• **Your goal**: Examine the entries and show every line in which the word "alimentación" is found.

• **Exercise inputs**:
----------

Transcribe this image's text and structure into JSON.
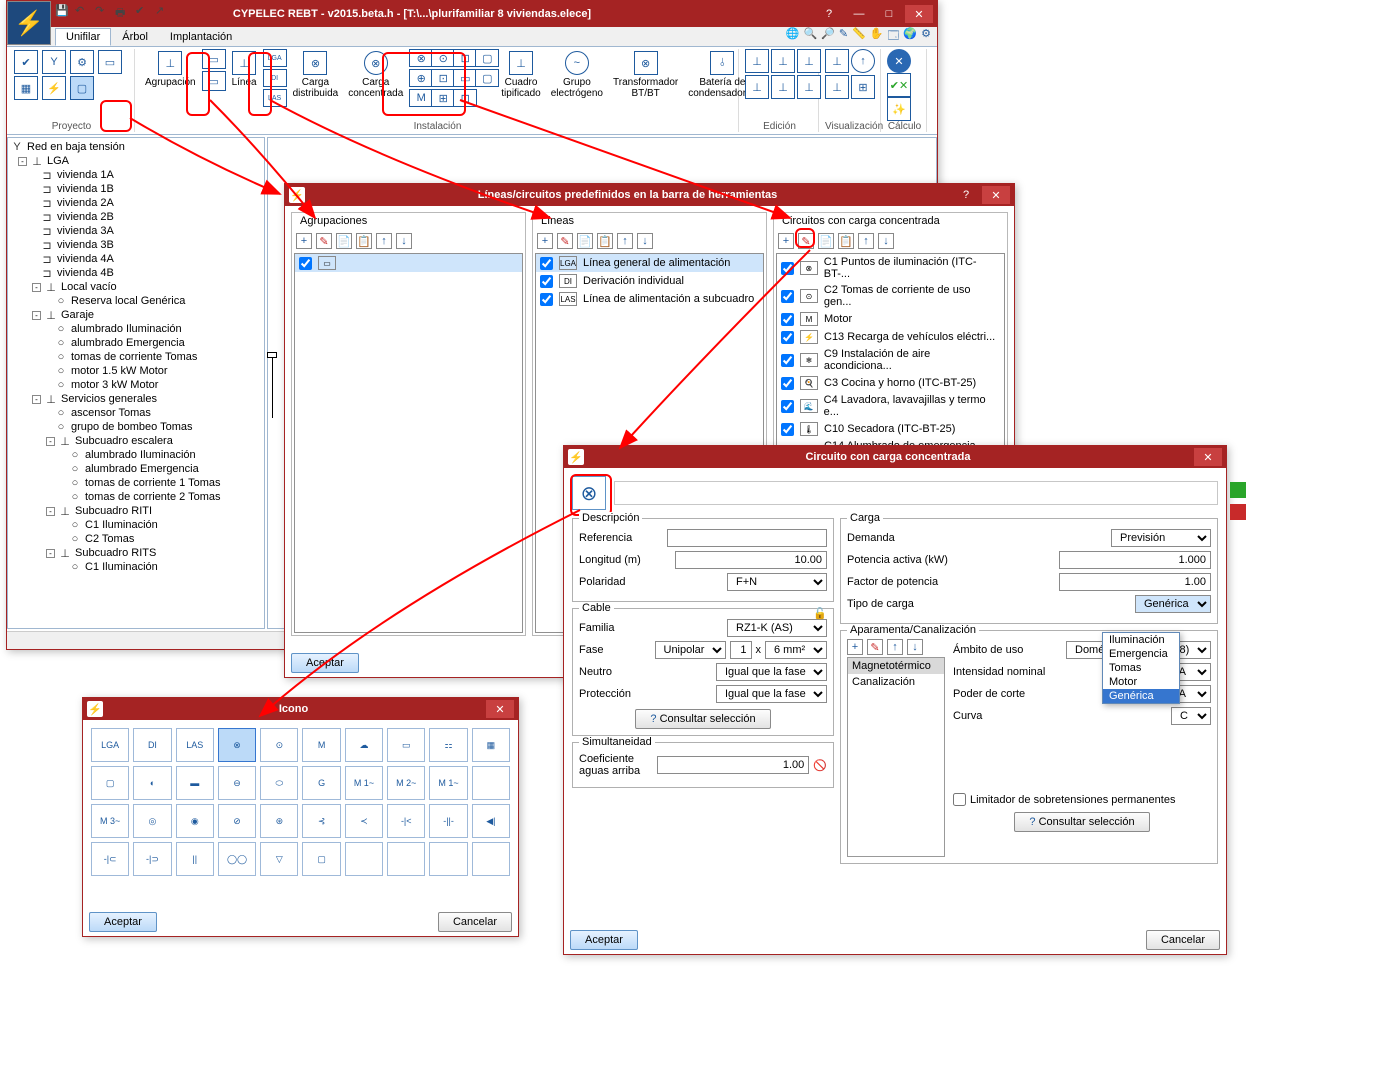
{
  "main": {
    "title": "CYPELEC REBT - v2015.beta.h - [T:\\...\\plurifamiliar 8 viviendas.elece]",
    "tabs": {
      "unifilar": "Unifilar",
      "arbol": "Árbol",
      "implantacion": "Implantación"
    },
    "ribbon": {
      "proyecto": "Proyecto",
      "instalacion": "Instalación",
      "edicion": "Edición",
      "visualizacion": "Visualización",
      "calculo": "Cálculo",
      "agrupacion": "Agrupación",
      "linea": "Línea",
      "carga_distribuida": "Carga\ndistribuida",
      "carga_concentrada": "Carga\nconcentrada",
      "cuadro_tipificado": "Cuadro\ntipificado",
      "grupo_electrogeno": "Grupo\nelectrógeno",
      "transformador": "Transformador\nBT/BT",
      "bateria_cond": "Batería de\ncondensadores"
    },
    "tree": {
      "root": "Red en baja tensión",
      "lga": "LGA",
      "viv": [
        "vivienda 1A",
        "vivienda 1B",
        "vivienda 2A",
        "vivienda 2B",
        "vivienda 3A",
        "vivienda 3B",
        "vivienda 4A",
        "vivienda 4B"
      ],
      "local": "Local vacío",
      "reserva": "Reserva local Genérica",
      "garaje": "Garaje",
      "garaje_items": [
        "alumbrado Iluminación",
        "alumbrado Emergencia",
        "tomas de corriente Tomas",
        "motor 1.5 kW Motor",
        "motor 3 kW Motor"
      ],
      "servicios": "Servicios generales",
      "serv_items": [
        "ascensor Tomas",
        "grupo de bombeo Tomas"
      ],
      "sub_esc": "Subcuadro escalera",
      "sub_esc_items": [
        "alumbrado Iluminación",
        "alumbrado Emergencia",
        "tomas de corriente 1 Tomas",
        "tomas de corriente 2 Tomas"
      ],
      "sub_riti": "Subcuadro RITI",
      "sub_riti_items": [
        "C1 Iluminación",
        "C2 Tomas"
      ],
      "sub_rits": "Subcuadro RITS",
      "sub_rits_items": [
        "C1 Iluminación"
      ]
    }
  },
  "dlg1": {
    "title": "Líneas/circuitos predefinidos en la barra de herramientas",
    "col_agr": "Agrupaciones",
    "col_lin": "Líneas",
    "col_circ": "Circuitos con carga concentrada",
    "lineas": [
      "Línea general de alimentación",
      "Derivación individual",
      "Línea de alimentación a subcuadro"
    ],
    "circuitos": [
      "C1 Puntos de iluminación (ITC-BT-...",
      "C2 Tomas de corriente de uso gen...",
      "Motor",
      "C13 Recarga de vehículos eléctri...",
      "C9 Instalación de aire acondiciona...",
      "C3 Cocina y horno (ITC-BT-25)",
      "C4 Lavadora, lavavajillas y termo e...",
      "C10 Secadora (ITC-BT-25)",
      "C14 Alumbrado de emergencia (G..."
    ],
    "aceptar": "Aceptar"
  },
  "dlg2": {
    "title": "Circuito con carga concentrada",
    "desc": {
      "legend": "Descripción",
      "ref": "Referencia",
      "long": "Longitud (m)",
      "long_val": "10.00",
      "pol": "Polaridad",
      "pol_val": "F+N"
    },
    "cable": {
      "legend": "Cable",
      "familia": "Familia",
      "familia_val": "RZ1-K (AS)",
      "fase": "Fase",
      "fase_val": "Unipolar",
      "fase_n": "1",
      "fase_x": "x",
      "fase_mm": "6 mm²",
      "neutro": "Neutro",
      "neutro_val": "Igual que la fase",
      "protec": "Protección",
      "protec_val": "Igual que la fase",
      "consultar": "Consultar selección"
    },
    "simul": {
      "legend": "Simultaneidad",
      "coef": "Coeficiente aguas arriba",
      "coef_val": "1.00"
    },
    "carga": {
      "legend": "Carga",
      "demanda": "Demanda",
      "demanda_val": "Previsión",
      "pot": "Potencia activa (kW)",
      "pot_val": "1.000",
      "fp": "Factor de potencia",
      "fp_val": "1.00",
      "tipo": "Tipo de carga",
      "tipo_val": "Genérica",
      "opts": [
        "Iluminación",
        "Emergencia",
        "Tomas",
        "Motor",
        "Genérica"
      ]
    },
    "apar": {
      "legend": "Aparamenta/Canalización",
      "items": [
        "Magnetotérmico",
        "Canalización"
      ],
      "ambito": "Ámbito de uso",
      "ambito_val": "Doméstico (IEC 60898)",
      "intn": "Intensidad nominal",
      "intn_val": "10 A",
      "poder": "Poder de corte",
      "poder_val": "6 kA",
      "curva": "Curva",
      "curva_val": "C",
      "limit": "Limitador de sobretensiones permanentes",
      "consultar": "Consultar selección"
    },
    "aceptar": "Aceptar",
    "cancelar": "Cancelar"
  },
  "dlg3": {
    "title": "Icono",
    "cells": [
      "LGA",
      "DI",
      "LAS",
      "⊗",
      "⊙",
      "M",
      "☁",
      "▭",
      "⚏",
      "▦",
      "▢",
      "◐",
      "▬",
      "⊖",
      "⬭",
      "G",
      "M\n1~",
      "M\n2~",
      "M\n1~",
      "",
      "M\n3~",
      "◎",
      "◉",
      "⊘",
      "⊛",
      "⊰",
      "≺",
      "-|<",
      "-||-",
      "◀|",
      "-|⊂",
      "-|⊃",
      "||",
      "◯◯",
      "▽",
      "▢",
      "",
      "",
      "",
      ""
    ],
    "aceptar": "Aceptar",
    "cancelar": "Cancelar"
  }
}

----------

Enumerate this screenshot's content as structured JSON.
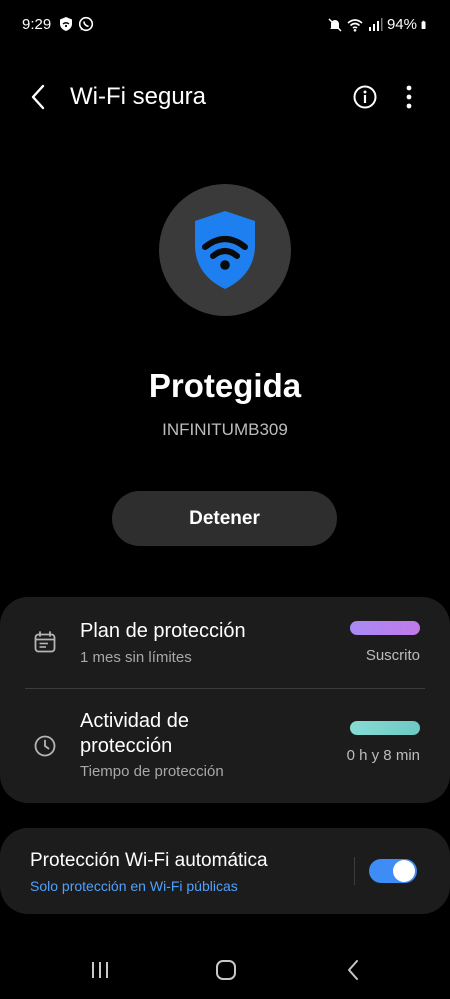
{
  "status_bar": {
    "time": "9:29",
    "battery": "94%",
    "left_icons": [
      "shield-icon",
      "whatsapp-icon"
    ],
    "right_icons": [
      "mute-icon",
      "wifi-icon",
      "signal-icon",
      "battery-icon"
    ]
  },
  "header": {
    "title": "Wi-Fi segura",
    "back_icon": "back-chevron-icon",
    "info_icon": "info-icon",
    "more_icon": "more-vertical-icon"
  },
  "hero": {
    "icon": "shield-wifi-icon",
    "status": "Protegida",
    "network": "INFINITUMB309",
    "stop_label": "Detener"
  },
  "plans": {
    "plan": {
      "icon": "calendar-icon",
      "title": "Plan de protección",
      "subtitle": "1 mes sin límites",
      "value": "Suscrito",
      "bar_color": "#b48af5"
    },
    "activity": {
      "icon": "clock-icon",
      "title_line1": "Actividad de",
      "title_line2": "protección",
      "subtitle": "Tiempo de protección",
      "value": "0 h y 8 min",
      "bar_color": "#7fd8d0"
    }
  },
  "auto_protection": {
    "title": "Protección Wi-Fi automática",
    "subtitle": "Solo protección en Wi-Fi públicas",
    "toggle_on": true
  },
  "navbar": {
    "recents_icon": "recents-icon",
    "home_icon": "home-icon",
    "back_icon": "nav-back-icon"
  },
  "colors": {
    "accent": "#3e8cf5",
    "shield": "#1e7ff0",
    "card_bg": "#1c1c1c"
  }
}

----------

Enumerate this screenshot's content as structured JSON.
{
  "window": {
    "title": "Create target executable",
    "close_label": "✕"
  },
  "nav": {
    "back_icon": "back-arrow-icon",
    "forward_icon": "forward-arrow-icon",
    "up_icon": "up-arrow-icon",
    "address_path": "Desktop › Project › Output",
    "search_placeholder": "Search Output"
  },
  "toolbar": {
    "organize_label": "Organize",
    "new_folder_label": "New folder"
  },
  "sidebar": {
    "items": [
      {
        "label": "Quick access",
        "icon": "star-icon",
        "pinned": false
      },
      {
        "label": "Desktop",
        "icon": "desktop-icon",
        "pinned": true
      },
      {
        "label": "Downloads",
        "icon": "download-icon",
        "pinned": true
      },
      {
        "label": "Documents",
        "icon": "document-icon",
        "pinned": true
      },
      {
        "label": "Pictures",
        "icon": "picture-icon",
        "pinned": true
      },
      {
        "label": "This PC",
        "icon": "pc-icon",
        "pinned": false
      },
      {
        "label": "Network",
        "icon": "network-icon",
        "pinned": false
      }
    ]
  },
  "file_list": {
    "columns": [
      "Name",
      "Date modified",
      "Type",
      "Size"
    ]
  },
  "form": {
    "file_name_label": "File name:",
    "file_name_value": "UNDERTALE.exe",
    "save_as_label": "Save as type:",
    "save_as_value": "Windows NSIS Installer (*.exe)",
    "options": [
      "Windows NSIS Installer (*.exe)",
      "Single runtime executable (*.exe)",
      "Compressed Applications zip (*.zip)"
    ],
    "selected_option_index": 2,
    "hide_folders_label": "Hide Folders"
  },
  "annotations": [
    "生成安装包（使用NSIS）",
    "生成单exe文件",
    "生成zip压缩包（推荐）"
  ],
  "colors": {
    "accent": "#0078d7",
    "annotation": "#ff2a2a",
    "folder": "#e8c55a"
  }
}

----------

• **Solved exercise**:
      "Línea general de alimentación",
      "Línea de alimentación a subcuadro"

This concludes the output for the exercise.